## DESCRIPTION OF THE TASK
Your task is to tally the lines of the listing containing the word "Solar" and report the figure alone.

## RECORDS FOR THIS EXERCISE
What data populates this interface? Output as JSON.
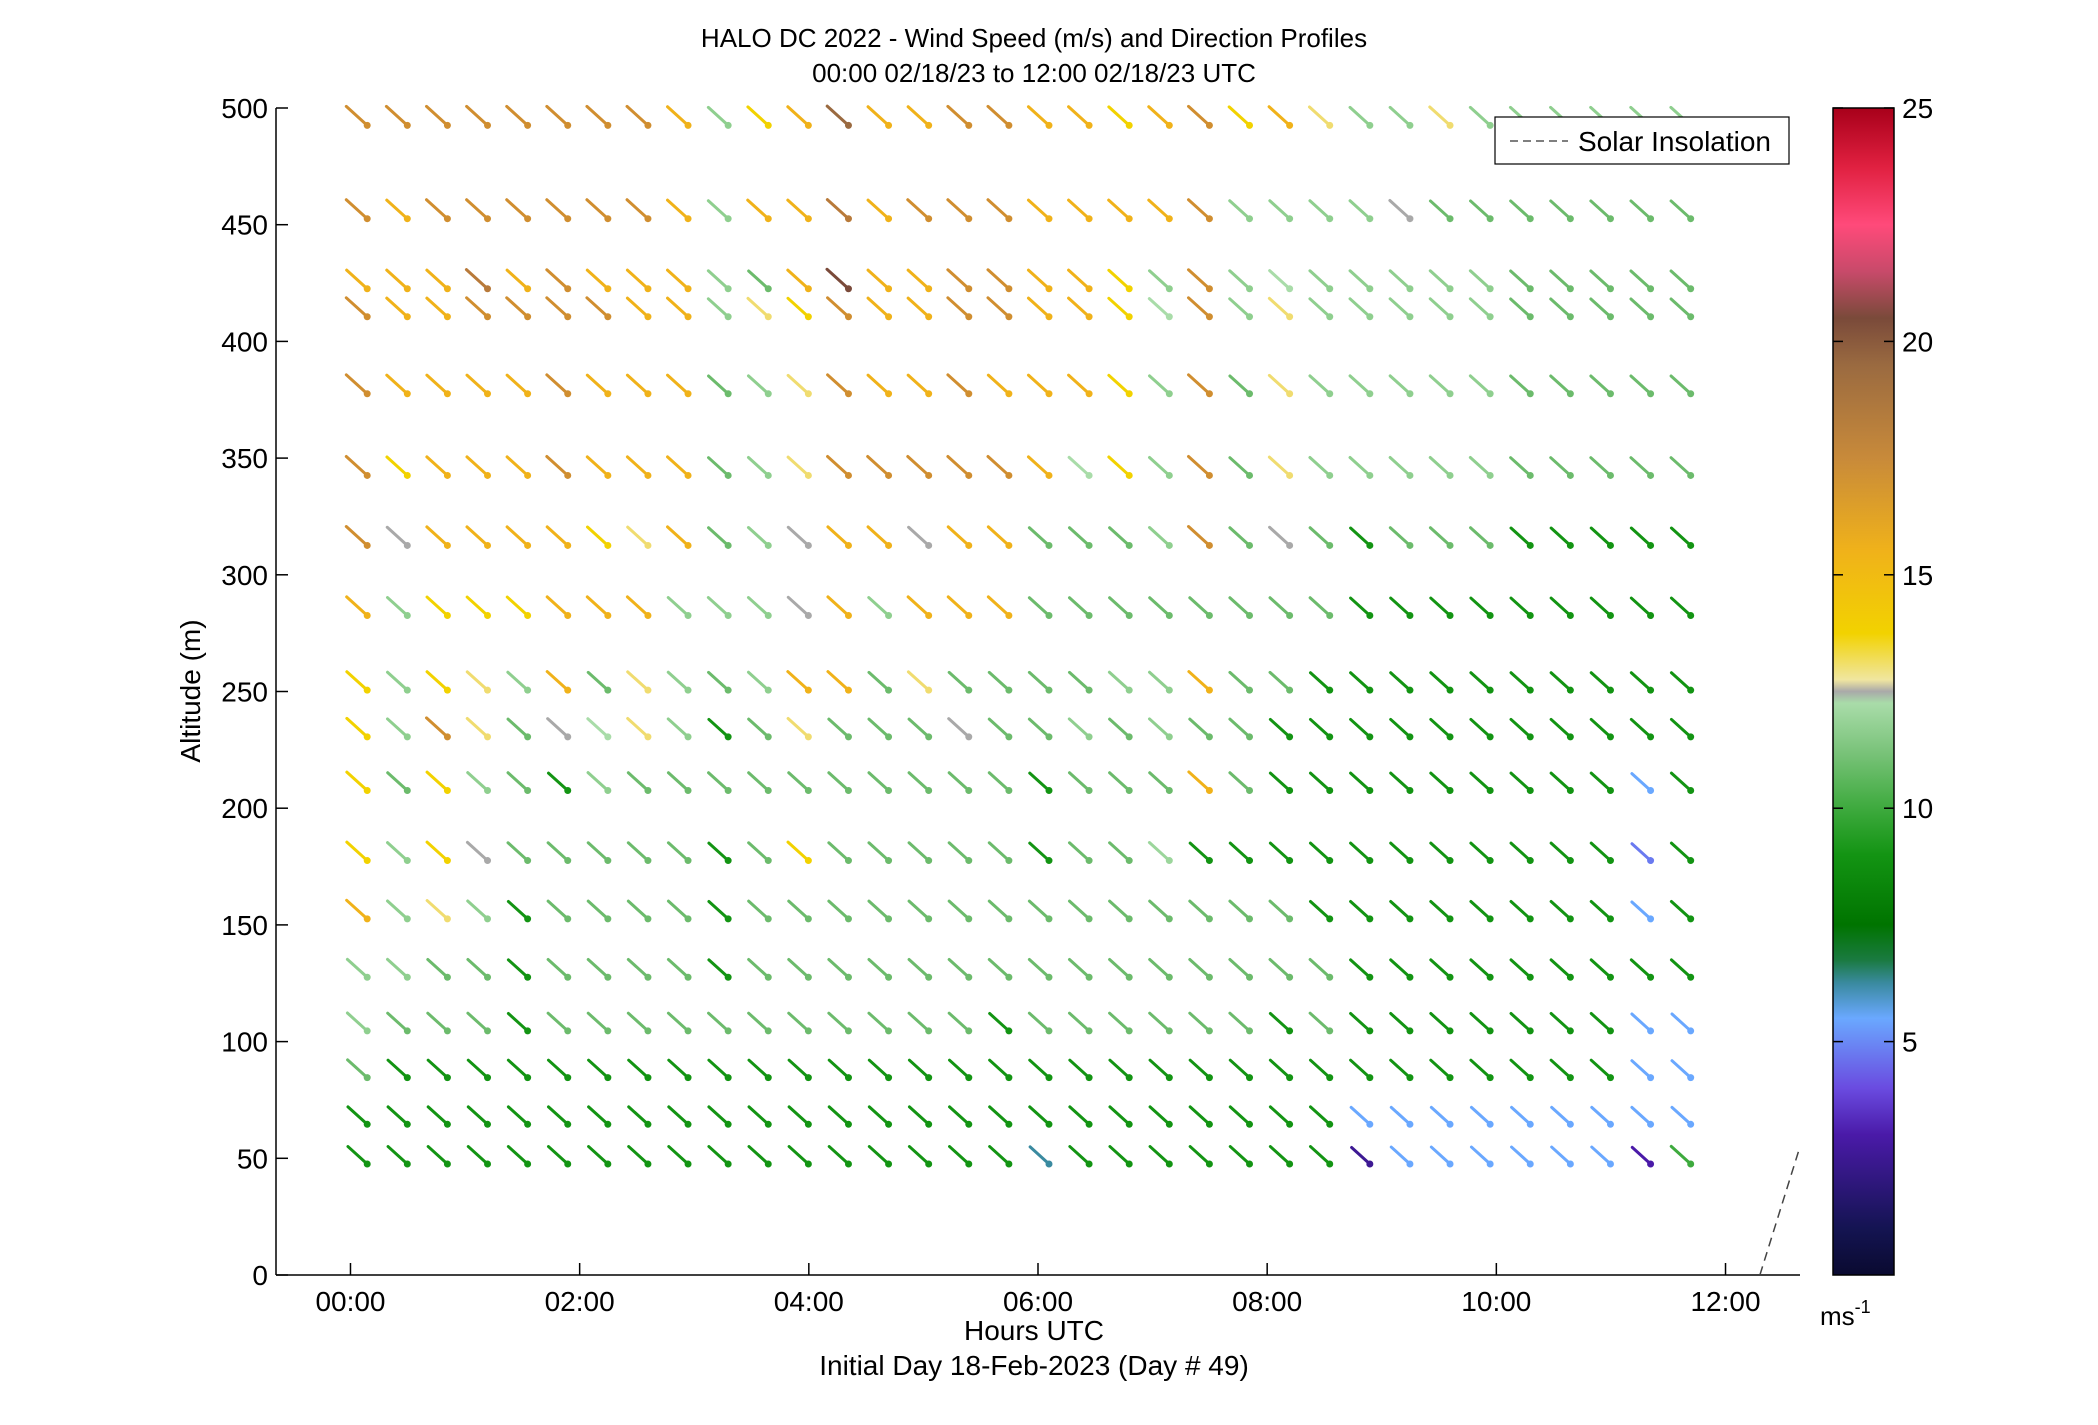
{
  "chart_data": {
    "type": "scatter",
    "subtype": "wind-barb-profile",
    "title": "HALO DC 2022 - Wind Speed (m/s) and Direction Profiles",
    "subtitle": "00:00 02/18/23 to 12:00 02/18/23  UTC",
    "xlabel": "Hours UTC",
    "xlabel2": "Initial Day 18-Feb-2023 (Day # 49)",
    "ylabel": "Altitude (m)",
    "xlim": [
      -0.65,
      12.65
    ],
    "ylim": [
      0,
      500
    ],
    "x_ticks": [
      0,
      2,
      4,
      6,
      8,
      10,
      12
    ],
    "x_tick_labels": [
      "00:00",
      "02:00",
      "04:00",
      "06:00",
      "08:00",
      "10:00",
      "12:00"
    ],
    "y_ticks": [
      0,
      50,
      100,
      150,
      200,
      250,
      300,
      350,
      400,
      450,
      500
    ],
    "y_tick_labels": [
      "0",
      "50",
      "100",
      "150",
      "200",
      "250",
      "300",
      "350",
      "400",
      "450",
      "500"
    ],
    "grid": false,
    "legend": {
      "position": "top-right",
      "entries": [
        "Solar Insolation"
      ]
    },
    "colorbar": {
      "label": "ms",
      "label_exponent": "-1",
      "range": [
        0,
        25
      ],
      "ticks": [
        5,
        10,
        15,
        20,
        25
      ],
      "tick_labels": [
        "5",
        "10",
        "15",
        "20",
        "25"
      ]
    },
    "insolation_line": {
      "x": [
        12.3,
        12.65
      ],
      "y": [
        0,
        55
      ]
    },
    "times_hours": [
      0.05,
      0.4,
      0.75,
      1.1,
      1.45,
      1.8,
      2.15,
      2.5,
      2.85,
      3.2,
      3.55,
      3.9,
      4.25,
      4.6,
      4.95,
      5.3,
      5.65,
      6.0,
      6.35,
      6.7,
      7.05,
      7.4,
      7.75,
      8.1,
      8.45,
      8.8,
      9.15,
      9.5,
      9.85,
      10.2,
      10.55,
      10.9,
      11.25,
      11.6
    ],
    "altitudes_m": [
      45,
      62,
      82,
      102,
      125,
      150,
      175,
      205,
      228,
      248,
      280,
      310,
      340,
      375,
      408,
      420,
      450,
      490
    ],
    "speed_ms": [
      [
        8,
        8,
        8,
        8,
        8,
        8,
        8,
        8,
        8,
        8,
        8,
        8,
        8,
        8,
        8,
        8,
        8,
        6,
        8,
        8,
        8,
        8,
        8,
        8,
        8,
        2.5,
        5,
        5,
        5,
        5,
        5,
        5,
        3,
        9
      ],
      [
        8,
        8,
        8,
        8,
        8,
        8,
        8,
        8,
        8,
        8,
        8,
        8,
        8,
        8,
        8,
        8,
        8,
        8,
        8,
        8,
        8,
        8,
        8,
        8,
        8,
        5,
        5,
        5,
        5,
        5,
        5,
        5,
        5,
        5
      ],
      [
        10,
        8,
        8,
        8,
        8,
        8,
        8,
        8,
        8,
        8,
        8,
        8,
        8,
        8,
        8,
        8,
        8,
        8,
        8,
        8,
        8,
        8,
        8,
        8,
        8,
        8,
        8,
        8,
        8,
        8,
        8,
        8,
        5,
        5
      ],
      [
        11,
        10,
        10,
        10,
        8,
        10,
        10,
        10,
        10,
        10,
        10,
        10,
        10,
        10,
        10,
        10,
        8,
        10,
        10,
        10,
        10,
        10,
        10,
        8,
        10,
        8,
        8,
        8,
        8,
        8,
        8,
        8,
        5,
        5
      ],
      [
        11,
        11,
        10,
        10,
        8,
        10,
        10,
        10,
        10,
        8,
        10,
        10,
        10,
        10,
        10,
        10,
        10,
        10,
        10,
        10,
        10,
        10,
        10,
        10,
        10,
        8,
        8,
        8,
        8,
        8,
        8,
        8,
        8,
        8
      ],
      [
        15,
        11,
        13.5,
        11,
        8,
        10,
        10,
        10,
        10,
        8,
        10,
        10,
        10,
        10,
        10,
        10,
        10,
        10,
        10,
        10,
        10,
        10,
        10,
        10,
        8,
        8,
        8,
        8,
        8,
        8,
        8,
        8,
        5,
        8
      ],
      [
        14,
        11,
        14,
        12.5,
        10,
        10,
        10,
        10,
        10,
        8,
        10,
        14,
        10,
        10,
        10,
        10,
        10,
        8,
        10,
        10,
        11.5,
        8,
        8,
        8,
        8,
        8,
        8,
        8,
        8,
        8,
        8,
        8,
        4.5,
        8
      ],
      [
        14,
        10,
        14,
        11,
        10,
        8,
        11,
        10,
        10,
        10,
        10,
        10,
        10,
        10,
        10,
        10,
        10,
        8,
        10,
        10,
        10,
        15,
        10,
        8,
        8,
        8,
        8,
        8,
        8,
        8,
        8,
        8,
        5,
        8
      ],
      [
        14,
        11,
        17,
        13.5,
        10,
        12.5,
        12,
        13.5,
        11,
        8,
        10,
        13.5,
        10,
        10,
        10,
        12.5,
        10,
        10,
        11,
        10,
        11,
        10,
        10,
        8,
        8,
        8,
        8,
        8,
        8,
        8,
        8,
        8,
        8,
        8
      ],
      [
        14,
        11,
        14,
        13.5,
        11,
        15,
        10,
        13.5,
        11,
        10,
        11,
        15,
        15,
        10,
        13.5,
        10,
        10,
        10,
        10,
        11,
        11,
        15,
        10,
        10,
        8,
        8,
        8,
        8,
        8,
        8,
        8,
        8,
        8,
        8
      ],
      [
        15,
        11,
        14,
        14,
        14,
        15,
        15,
        15,
        11,
        11,
        11,
        12.5,
        15,
        11,
        15,
        15,
        15,
        10,
        10,
        10,
        10,
        10,
        10,
        10,
        10,
        8,
        8,
        8,
        8,
        8,
        8,
        8,
        8,
        8
      ],
      [
        17,
        12.5,
        15,
        15,
        15,
        15,
        14,
        13.5,
        15,
        10,
        11,
        12.5,
        15,
        15,
        12.5,
        15,
        15,
        10,
        10,
        10,
        11,
        17,
        10,
        12.5,
        10,
        8,
        10,
        10,
        10,
        8,
        8,
        8,
        8,
        8
      ],
      [
        17,
        14,
        15,
        15,
        15,
        17,
        15,
        15,
        15,
        10,
        11,
        13.5,
        17,
        17,
        17,
        17,
        17,
        15,
        12,
        14,
        11,
        17,
        10,
        13.5,
        11,
        11,
        11,
        11,
        11,
        10,
        10,
        10,
        10,
        10
      ],
      [
        17,
        15,
        15,
        15,
        15,
        17,
        15,
        15,
        15,
        10,
        11,
        13.5,
        17,
        15,
        15,
        17,
        15,
        15,
        15,
        14,
        11,
        17,
        10,
        13.5,
        11,
        11,
        11,
        11,
        11,
        10,
        10,
        10,
        10,
        10
      ],
      [
        17,
        15,
        15,
        17,
        17,
        17,
        17,
        15,
        15,
        11,
        13.5,
        14,
        17,
        15,
        15,
        17,
        17,
        15,
        15,
        14,
        12,
        17,
        11,
        13.5,
        11,
        11,
        11,
        11,
        11,
        10,
        10,
        10,
        10,
        10
      ],
      [
        15,
        15,
        15,
        18,
        15,
        17,
        15,
        15,
        15,
        11,
        10,
        15,
        20,
        15,
        15,
        17,
        17,
        15,
        15,
        14,
        11,
        17,
        11,
        12,
        11,
        11,
        11,
        11,
        11,
        10,
        10,
        10,
        10,
        10
      ],
      [
        17,
        15,
        17,
        17,
        17,
        17,
        17,
        17,
        15,
        11,
        15,
        15,
        18,
        15,
        17,
        17,
        17,
        15,
        15,
        15,
        15,
        17,
        11,
        11,
        11,
        11,
        12.5,
        10,
        10,
        10,
        10,
        10,
        10,
        10
      ],
      [
        17,
        17,
        17,
        17,
        17,
        17,
        17,
        17,
        15,
        11,
        14,
        15,
        19,
        15,
        15,
        17,
        17,
        15,
        15,
        14,
        15,
        17,
        14,
        15,
        13.5,
        11,
        11,
        13.5,
        11,
        11,
        11,
        11,
        11,
        11
      ]
    ],
    "direction_note": "all barbs point from the northwest (about 305-320 degrees)"
  },
  "legend_line_label": "Solar Insolation"
}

## THE ANSWER
2